EXERCISE TASK
Reproduce every entry exactly as shown.

[Items from a figure collection]

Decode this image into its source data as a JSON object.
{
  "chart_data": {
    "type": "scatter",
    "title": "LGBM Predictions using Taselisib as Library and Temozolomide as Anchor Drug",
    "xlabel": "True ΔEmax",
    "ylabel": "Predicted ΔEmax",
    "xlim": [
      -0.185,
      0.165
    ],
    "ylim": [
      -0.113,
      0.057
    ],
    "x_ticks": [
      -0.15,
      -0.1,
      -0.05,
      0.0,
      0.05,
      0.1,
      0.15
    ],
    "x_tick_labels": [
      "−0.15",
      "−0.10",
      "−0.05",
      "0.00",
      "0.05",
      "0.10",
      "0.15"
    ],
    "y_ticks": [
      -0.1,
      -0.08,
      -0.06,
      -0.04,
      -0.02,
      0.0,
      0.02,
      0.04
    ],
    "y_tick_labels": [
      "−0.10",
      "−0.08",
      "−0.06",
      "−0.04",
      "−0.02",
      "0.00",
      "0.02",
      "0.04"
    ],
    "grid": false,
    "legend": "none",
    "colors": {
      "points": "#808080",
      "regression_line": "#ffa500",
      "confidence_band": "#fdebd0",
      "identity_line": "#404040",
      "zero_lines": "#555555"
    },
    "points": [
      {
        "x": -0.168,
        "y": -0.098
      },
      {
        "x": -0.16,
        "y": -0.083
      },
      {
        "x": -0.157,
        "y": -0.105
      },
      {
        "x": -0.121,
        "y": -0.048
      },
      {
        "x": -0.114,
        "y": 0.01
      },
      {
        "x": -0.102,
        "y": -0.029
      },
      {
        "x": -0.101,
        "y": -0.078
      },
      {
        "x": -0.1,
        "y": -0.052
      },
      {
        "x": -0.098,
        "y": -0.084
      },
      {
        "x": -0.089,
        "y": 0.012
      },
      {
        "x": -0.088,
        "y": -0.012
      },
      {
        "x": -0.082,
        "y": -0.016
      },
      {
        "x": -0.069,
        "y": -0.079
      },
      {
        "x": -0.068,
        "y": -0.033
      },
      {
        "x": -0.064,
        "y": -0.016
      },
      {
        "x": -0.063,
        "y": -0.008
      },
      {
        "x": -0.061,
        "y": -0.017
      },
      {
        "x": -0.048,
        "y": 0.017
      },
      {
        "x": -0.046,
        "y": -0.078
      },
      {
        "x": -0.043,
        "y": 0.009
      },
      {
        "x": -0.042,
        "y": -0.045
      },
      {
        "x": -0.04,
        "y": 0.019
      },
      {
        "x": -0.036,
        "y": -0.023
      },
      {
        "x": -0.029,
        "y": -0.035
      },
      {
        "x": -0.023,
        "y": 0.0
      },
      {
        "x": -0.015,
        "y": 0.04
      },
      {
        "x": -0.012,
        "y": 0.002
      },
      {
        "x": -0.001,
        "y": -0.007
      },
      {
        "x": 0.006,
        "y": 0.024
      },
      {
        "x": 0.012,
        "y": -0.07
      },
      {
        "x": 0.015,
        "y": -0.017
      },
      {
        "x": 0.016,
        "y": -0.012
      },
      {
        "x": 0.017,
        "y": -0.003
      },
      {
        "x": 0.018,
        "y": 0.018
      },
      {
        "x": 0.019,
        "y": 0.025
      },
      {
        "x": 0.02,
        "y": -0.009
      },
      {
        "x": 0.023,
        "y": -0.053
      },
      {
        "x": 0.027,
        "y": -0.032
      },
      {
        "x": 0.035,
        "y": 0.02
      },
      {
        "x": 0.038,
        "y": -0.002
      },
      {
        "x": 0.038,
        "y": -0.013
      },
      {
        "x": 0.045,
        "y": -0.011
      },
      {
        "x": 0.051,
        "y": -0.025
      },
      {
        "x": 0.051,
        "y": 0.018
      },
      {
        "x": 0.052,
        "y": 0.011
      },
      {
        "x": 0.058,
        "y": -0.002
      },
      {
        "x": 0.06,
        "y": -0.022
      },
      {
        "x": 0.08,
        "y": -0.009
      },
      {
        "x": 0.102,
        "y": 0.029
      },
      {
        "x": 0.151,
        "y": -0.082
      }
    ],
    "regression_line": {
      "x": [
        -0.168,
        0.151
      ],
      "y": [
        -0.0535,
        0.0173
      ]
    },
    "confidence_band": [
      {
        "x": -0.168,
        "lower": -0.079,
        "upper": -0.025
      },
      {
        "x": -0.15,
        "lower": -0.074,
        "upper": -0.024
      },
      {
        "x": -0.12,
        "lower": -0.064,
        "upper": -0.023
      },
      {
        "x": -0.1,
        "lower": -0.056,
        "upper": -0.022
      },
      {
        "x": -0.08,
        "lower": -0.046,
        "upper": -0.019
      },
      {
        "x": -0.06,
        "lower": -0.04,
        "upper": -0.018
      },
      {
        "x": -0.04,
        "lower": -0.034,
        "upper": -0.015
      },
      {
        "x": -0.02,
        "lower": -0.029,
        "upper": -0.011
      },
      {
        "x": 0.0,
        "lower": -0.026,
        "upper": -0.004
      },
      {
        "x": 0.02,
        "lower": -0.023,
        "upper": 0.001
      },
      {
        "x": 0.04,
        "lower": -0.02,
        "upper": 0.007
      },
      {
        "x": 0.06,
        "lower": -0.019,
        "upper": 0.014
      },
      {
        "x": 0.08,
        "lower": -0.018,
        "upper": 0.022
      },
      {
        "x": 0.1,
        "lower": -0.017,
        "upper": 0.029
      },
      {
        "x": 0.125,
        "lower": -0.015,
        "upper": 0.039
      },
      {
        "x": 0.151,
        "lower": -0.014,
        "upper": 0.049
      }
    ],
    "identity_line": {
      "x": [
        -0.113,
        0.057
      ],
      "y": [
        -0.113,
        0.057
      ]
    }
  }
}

THE ANSWER
Decode this image into its source data as a JSON object.
{
  "chart_data": {
    "type": "scatter",
    "title": "LGBM Predictions using Taselisib as Library and Temozolomide as Anchor Drug",
    "xlabel": "True ΔEmax",
    "ylabel": "Predicted ΔEmax",
    "xlim": [
      -0.185,
      0.165
    ],
    "ylim": [
      -0.113,
      0.057
    ],
    "x_ticks": [
      -0.15,
      -0.1,
      -0.05,
      0.0,
      0.05,
      0.1,
      0.15
    ],
    "x_tick_labels": [
      "−0.15",
      "−0.10",
      "−0.05",
      "0.00",
      "0.05",
      "0.10",
      "0.15"
    ],
    "y_ticks": [
      -0.1,
      -0.08,
      -0.06,
      -0.04,
      -0.02,
      0.0,
      0.02,
      0.04
    ],
    "y_tick_labels": [
      "−0.10",
      "−0.08",
      "−0.06",
      "−0.04",
      "−0.02",
      "0.00",
      "0.02",
      "0.04"
    ],
    "grid": false,
    "legend": "none",
    "colors": {
      "points": "#808080",
      "regression_line": "#ffa500",
      "confidence_band": "#fdebd0",
      "identity_line": "#404040",
      "zero_lines": "#555555"
    },
    "points": [
      {
        "x": -0.168,
        "y": -0.098
      },
      {
        "x": -0.16,
        "y": -0.083
      },
      {
        "x": -0.157,
        "y": -0.105
      },
      {
        "x": -0.121,
        "y": -0.048
      },
      {
        "x": -0.114,
        "y": 0.01
      },
      {
        "x": -0.102,
        "y": -0.029
      },
      {
        "x": -0.101,
        "y": -0.078
      },
      {
        "x": -0.1,
        "y": -0.052
      },
      {
        "x": -0.098,
        "y": -0.084
      },
      {
        "x": -0.089,
        "y": 0.012
      },
      {
        "x": -0.088,
        "y": -0.012
      },
      {
        "x": -0.082,
        "y": -0.016
      },
      {
        "x": -0.069,
        "y": -0.079
      },
      {
        "x": -0.068,
        "y": -0.033
      },
      {
        "x": -0.064,
        "y": -0.016
      },
      {
        "x": -0.063,
        "y": -0.008
      },
      {
        "x": -0.061,
        "y": -0.017
      },
      {
        "x": -0.048,
        "y": 0.017
      },
      {
        "x": -0.046,
        "y": -0.078
      },
      {
        "x": -0.043,
        "y": 0.009
      },
      {
        "x": -0.042,
        "y": -0.045
      },
      {
        "x": -0.04,
        "y": 0.019
      },
      {
        "x": -0.036,
        "y": -0.023
      },
      {
        "x": -0.029,
        "y": -0.035
      },
      {
        "x": -0.023,
        "y": 0.0
      },
      {
        "x": -0.015,
        "y": 0.04
      },
      {
        "x": -0.012,
        "y": 0.002
      },
      {
        "x": -0.001,
        "y": -0.007
      },
      {
        "x": 0.006,
        "y": 0.024
      },
      {
        "x": 0.012,
        "y": -0.07
      },
      {
        "x": 0.015,
        "y": -0.017
      },
      {
        "x": 0.016,
        "y": -0.012
      },
      {
        "x": 0.017,
        "y": -0.003
      },
      {
        "x": 0.018,
        "y": 0.018
      },
      {
        "x": 0.019,
        "y": 0.025
      },
      {
        "x": 0.02,
        "y": -0.009
      },
      {
        "x": 0.023,
        "y": -0.053
      },
      {
        "x": 0.027,
        "y": -0.032
      },
      {
        "x": 0.035,
        "y": 0.02
      },
      {
        "x": 0.038,
        "y": -0.002
      },
      {
        "x": 0.038,
        "y": -0.013
      },
      {
        "x": 0.045,
        "y": -0.011
      },
      {
        "x": 0.051,
        "y": -0.025
      },
      {
        "x": 0.051,
        "y": 0.018
      },
      {
        "x": 0.052,
        "y": 0.011
      },
      {
        "x": 0.058,
        "y": -0.002
      },
      {
        "x": 0.06,
        "y": -0.022
      },
      {
        "x": 0.08,
        "y": -0.009
      },
      {
        "x": 0.102,
        "y": 0.029
      },
      {
        "x": 0.151,
        "y": -0.082
      }
    ],
    "regression_line": {
      "x": [
        -0.168,
        0.151
      ],
      "y": [
        -0.0535,
        0.0173
      ]
    },
    "confidence_band": [
      {
        "x": -0.168,
        "lower": -0.079,
        "upper": -0.025
      },
      {
        "x": -0.15,
        "lower": -0.074,
        "upper": -0.024
      },
      {
        "x": -0.12,
        "lower": -0.064,
        "upper": -0.023
      },
      {
        "x": -0.1,
        "lower": -0.056,
        "upper": -0.022
      },
      {
        "x": -0.08,
        "lower": -0.046,
        "upper": -0.019
      },
      {
        "x": -0.06,
        "lower": -0.04,
        "upper": -0.018
      },
      {
        "x": -0.04,
        "lower": -0.034,
        "upper": -0.015
      },
      {
        "x": -0.02,
        "lower": -0.029,
        "upper": -0.011
      },
      {
        "x": 0.0,
        "lower": -0.026,
        "upper": -0.004
      },
      {
        "x": 0.02,
        "lower": -0.023,
        "upper": 0.001
      },
      {
        "x": 0.04,
        "lower": -0.02,
        "upper": 0.007
      },
      {
        "x": 0.06,
        "lower": -0.019,
        "upper": 0.014
      },
      {
        "x": 0.08,
        "lower": -0.018,
        "upper": 0.022
      },
      {
        "x": 0.1,
        "lower": -0.017,
        "upper": 0.029
      },
      {
        "x": 0.125,
        "lower": -0.015,
        "upper": 0.039
      },
      {
        "x": 0.151,
        "lower": -0.014,
        "upper": 0.049
      }
    ],
    "identity_line": {
      "x": [
        -0.113,
        0.057
      ],
      "y": [
        -0.113,
        0.057
      ]
    }
  }
}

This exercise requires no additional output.